- _GIVEN REQUEST_
Starting at the line that contains "Read all visible content and emit it as JSON.", quote every line through the end of the entries, word for word, skipping the pictures.

- _Dataset rows about figures_
________________________
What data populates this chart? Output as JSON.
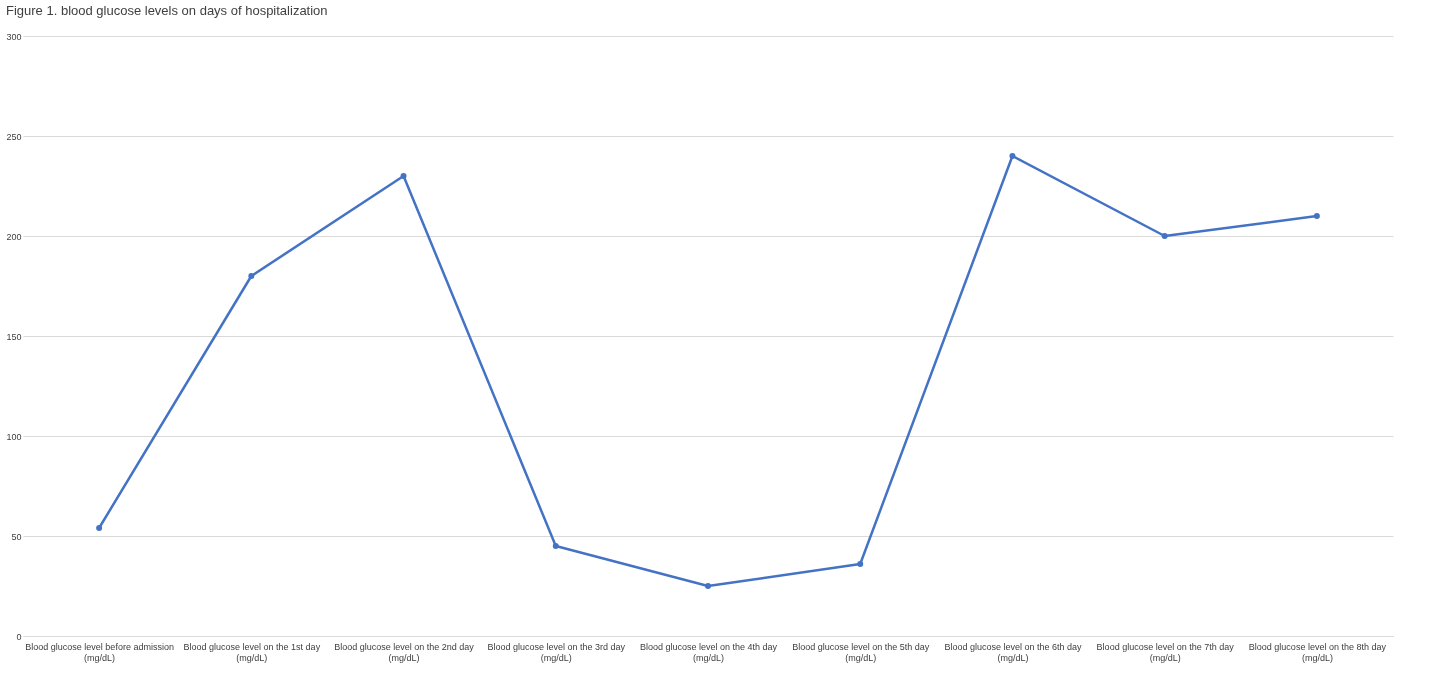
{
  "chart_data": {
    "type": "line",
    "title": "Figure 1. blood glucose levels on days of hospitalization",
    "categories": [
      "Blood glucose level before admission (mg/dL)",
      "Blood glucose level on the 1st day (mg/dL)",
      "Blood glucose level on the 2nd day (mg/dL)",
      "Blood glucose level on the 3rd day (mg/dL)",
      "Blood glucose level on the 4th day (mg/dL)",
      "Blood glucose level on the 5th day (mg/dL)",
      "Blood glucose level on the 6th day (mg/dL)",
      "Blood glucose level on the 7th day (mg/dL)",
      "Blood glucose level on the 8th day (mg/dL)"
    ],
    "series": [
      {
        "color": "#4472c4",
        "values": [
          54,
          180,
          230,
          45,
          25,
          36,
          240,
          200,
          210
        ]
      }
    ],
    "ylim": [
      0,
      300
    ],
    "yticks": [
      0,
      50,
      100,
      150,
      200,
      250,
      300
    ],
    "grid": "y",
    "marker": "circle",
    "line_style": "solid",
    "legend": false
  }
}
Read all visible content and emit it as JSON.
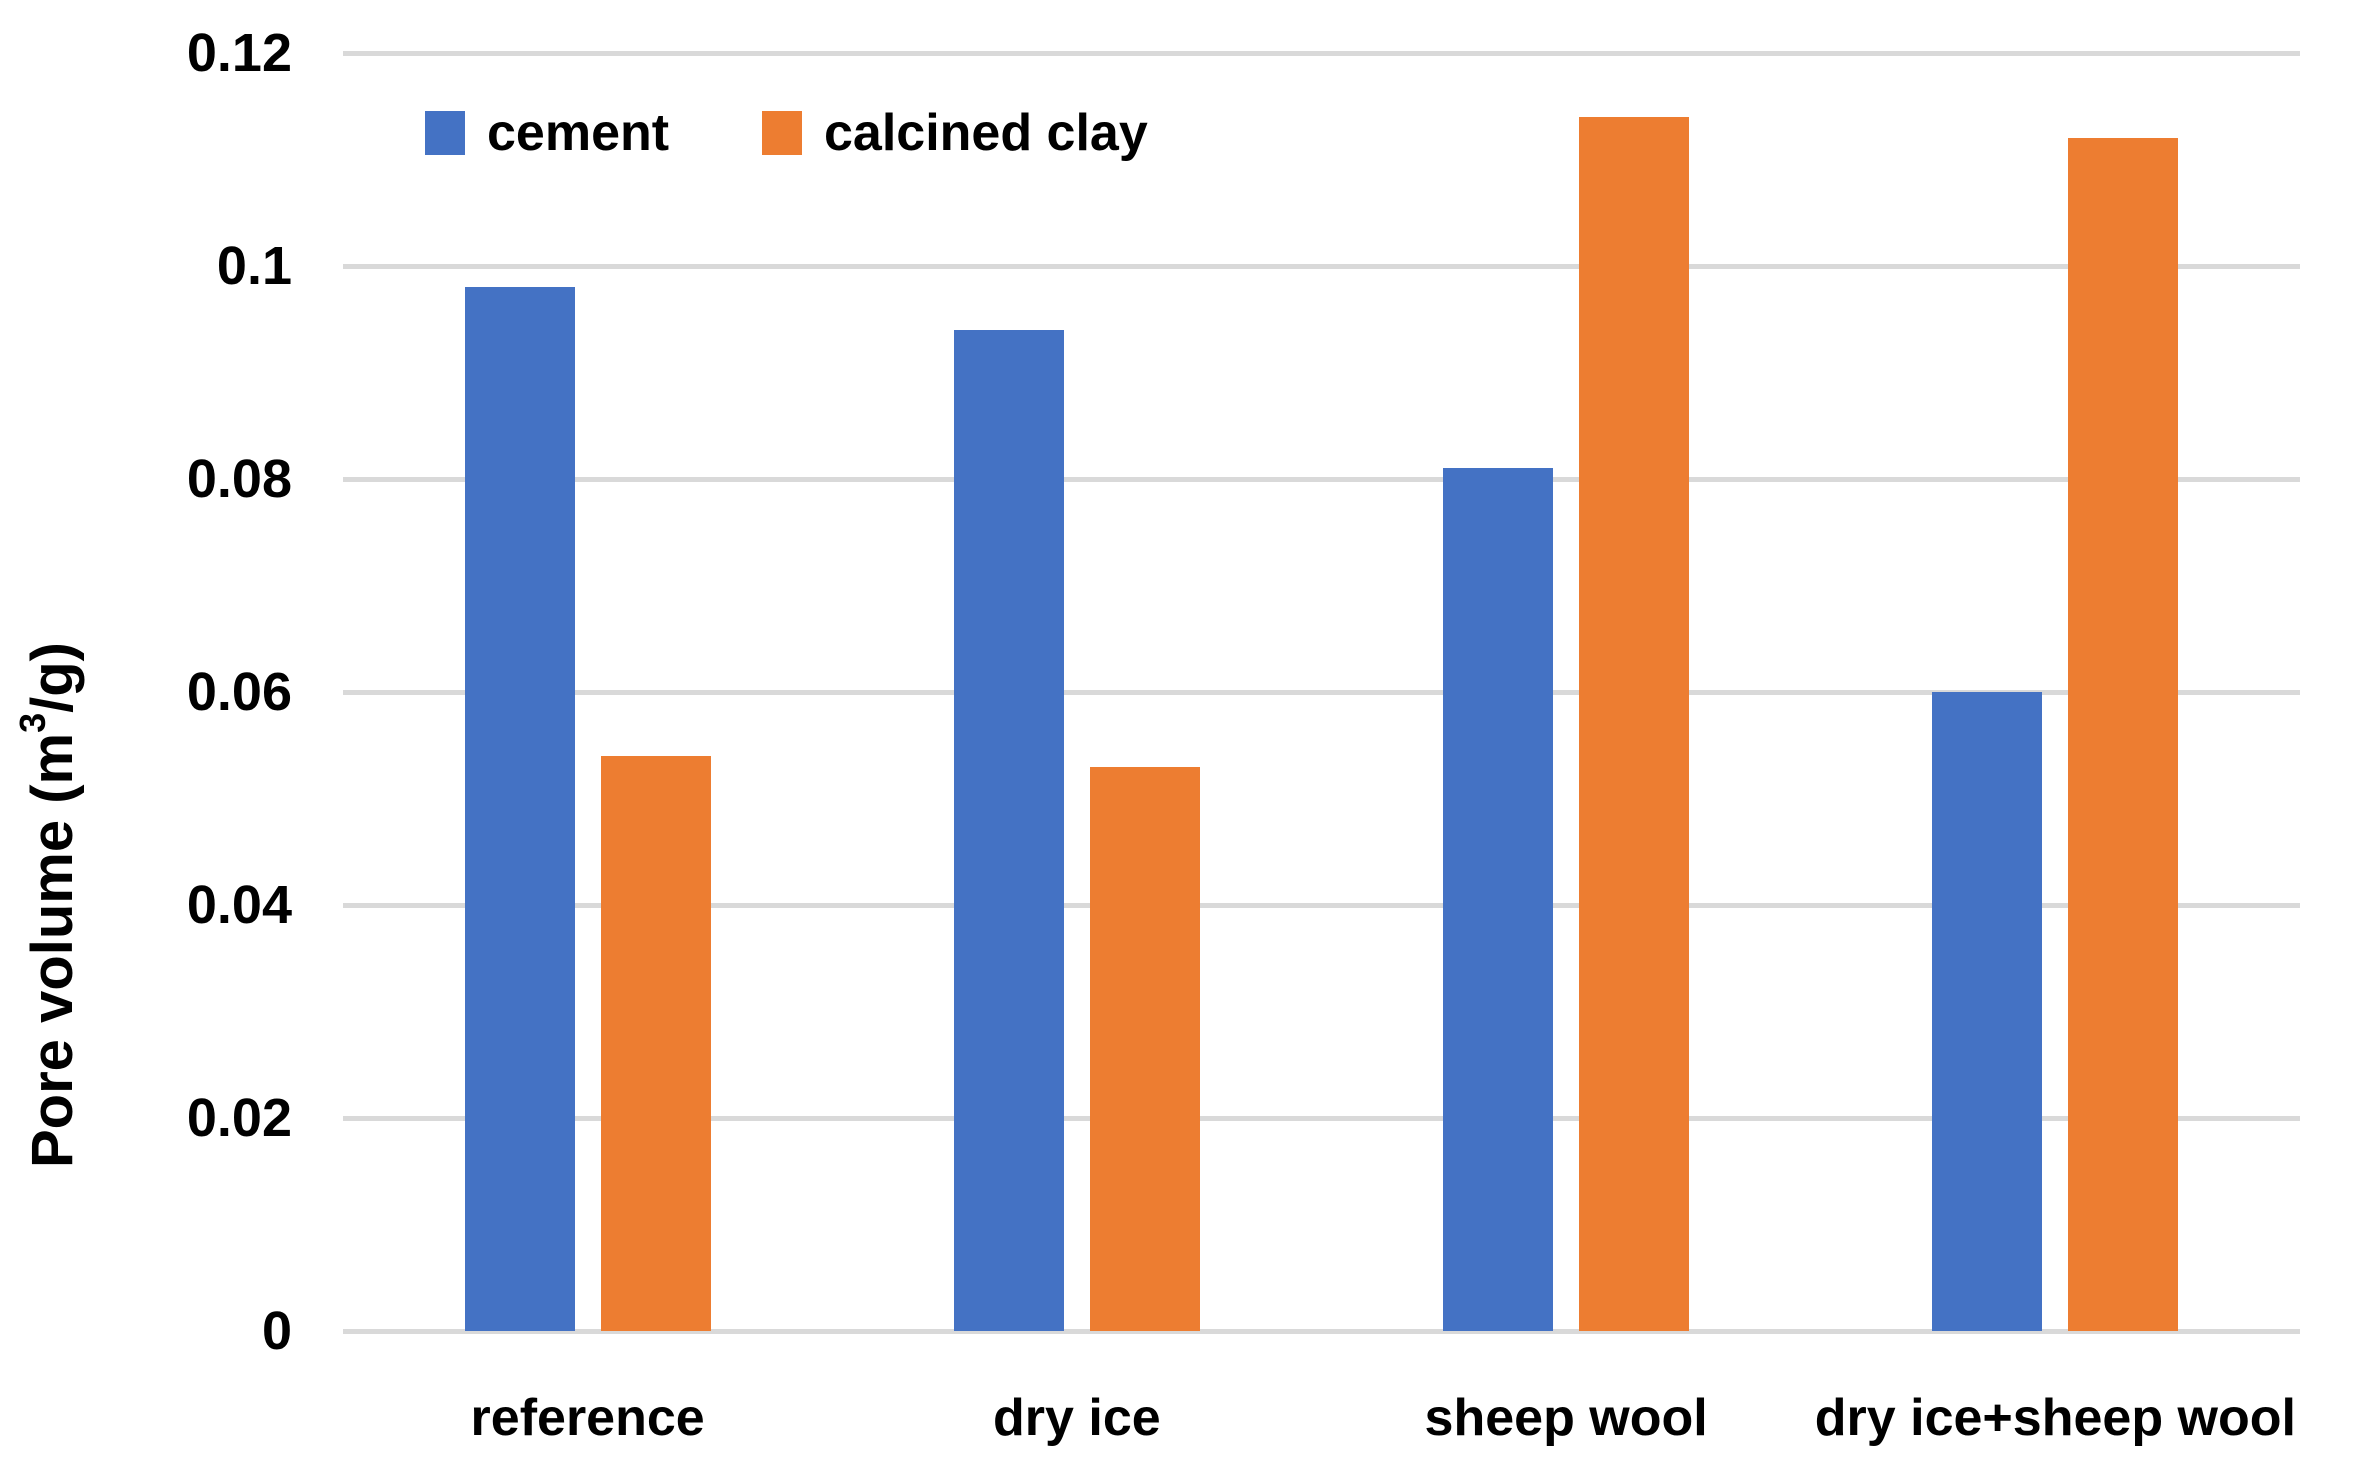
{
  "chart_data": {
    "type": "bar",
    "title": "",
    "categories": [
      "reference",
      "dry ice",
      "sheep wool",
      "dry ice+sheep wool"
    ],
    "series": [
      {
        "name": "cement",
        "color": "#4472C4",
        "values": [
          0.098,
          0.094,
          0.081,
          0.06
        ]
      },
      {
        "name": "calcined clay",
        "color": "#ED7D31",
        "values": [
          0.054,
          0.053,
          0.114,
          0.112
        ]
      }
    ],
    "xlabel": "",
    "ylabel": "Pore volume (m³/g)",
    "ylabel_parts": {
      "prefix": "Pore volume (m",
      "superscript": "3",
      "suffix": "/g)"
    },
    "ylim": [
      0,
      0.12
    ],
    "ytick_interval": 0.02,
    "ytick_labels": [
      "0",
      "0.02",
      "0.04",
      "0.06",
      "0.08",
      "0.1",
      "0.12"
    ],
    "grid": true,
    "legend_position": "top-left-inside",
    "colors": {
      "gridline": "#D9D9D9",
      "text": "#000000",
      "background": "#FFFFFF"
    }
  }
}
________________________
- _ANSWER FOR THIS EXERCISE_
Read all visible content and emit it as JSON.
{
  "chart_data": {
    "type": "bar",
    "title": "",
    "categories": [
      "reference",
      "dry ice",
      "sheep wool",
      "dry ice+sheep wool"
    ],
    "series": [
      {
        "name": "cement",
        "color": "#4472C4",
        "values": [
          0.098,
          0.094,
          0.081,
          0.06
        ]
      },
      {
        "name": "calcined clay",
        "color": "#ED7D31",
        "values": [
          0.054,
          0.053,
          0.114,
          0.112
        ]
      }
    ],
    "xlabel": "",
    "ylabel": "Pore volume (m³/g)",
    "ylabel_parts": {
      "prefix": "Pore volume (m",
      "superscript": "3",
      "suffix": "/g)"
    },
    "ylim": [
      0,
      0.12
    ],
    "ytick_interval": 0.02,
    "ytick_labels": [
      "0",
      "0.02",
      "0.04",
      "0.06",
      "0.08",
      "0.1",
      "0.12"
    ],
    "grid": true,
    "legend_position": "top-left-inside",
    "colors": {
      "gridline": "#D9D9D9",
      "text": "#000000",
      "background": "#FFFFFF"
    }
  }
}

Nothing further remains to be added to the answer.